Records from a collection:
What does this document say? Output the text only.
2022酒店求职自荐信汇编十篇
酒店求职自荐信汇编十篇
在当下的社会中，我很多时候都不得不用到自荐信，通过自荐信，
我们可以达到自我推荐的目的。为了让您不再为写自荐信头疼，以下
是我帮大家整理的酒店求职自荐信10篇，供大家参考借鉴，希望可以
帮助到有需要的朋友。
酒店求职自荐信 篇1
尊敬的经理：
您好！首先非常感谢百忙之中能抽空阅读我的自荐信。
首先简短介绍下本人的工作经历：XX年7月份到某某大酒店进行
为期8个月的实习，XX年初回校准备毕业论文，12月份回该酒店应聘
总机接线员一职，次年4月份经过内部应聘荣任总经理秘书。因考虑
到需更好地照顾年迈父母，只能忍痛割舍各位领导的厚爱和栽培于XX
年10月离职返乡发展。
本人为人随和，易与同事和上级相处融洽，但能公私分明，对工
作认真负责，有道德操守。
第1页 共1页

§ TASK OBJECTIVE
Copy each line of the data exactly, leaving nothing out.

§ THE COMPLETED TASK
What does this document say? Output the text only.
2022酒店求职自荐信汇编十篇
酒店求职自荐信汇编十篇
在当下的社会中，我很多时候都不得不用到自荐信，通过自荐信，
我们可以达到自我推荐的目的。为了让您不再为写自荐信头疼，以下
是我帮大家整理的酒店求职自荐信10篇，供大家参考借鉴，希望可以
帮助到有需要的朋友。
酒店求职自荐信 篇1
尊敬的经理：
您好！首先非常感谢百忙之中能抽空阅读我的自荐信。
首先简短介绍下本人的工作经历：XX年7月份到某某大酒店进行
为期8个月的实习，XX年初回校准备毕业论文，12月份回该酒店应聘
总机接线员一职，次年4月份经过内部应聘荣任总经理秘书。因考虑
到需更好地照顾年迈父母，只能忍痛割舍各位领导的厚爱和栽培于XX
年10月离职返乡发展。
本人为人随和，易与同事和上级相处融洽，但能公私分明，对工
作认真负责，有道德操守。
第1页 共1页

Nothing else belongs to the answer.